--- RECORDS FOR THE TASK ---

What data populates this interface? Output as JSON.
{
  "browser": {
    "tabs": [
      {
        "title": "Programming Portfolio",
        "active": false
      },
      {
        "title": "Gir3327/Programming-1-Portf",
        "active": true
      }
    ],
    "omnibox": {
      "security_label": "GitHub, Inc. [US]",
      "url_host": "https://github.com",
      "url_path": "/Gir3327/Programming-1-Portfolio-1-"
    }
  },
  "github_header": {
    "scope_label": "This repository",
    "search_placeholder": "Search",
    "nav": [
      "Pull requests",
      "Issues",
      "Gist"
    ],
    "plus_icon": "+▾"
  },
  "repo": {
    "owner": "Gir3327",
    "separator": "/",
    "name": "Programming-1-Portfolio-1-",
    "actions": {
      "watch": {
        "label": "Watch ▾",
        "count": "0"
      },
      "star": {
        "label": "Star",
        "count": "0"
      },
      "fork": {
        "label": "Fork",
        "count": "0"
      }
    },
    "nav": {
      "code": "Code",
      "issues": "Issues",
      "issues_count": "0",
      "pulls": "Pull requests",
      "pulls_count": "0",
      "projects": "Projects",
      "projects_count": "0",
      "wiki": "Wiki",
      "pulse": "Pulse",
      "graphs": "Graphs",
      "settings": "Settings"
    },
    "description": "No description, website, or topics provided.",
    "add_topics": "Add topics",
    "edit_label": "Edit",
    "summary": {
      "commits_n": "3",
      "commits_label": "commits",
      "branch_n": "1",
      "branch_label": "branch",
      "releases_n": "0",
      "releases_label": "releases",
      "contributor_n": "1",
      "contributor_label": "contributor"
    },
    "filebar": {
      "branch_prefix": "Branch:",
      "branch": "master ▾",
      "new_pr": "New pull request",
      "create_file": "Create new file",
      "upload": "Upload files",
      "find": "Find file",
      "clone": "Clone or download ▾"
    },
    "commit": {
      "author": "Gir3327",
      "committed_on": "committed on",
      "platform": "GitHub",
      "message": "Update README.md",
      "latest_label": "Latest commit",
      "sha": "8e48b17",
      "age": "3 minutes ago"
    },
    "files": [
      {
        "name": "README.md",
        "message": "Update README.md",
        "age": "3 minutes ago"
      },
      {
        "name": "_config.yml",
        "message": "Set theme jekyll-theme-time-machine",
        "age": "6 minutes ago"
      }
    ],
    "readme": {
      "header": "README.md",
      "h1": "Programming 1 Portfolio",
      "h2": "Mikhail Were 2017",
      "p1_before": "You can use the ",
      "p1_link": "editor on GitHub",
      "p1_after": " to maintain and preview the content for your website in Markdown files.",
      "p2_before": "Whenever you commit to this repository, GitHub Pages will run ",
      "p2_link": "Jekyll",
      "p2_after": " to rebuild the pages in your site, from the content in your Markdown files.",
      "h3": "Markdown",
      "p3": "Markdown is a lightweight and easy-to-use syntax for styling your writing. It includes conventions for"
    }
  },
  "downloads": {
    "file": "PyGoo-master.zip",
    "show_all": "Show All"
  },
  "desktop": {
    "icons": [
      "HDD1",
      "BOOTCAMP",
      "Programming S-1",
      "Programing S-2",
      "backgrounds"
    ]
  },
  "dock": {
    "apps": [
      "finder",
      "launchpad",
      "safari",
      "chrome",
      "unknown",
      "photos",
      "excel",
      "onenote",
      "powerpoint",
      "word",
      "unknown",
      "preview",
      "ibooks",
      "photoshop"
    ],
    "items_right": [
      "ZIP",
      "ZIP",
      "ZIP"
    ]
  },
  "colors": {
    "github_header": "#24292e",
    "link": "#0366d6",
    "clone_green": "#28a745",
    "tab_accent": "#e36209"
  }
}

---

Each line containing the word "Portfolio" counts once; say how many such lines there are, giving only the number.

4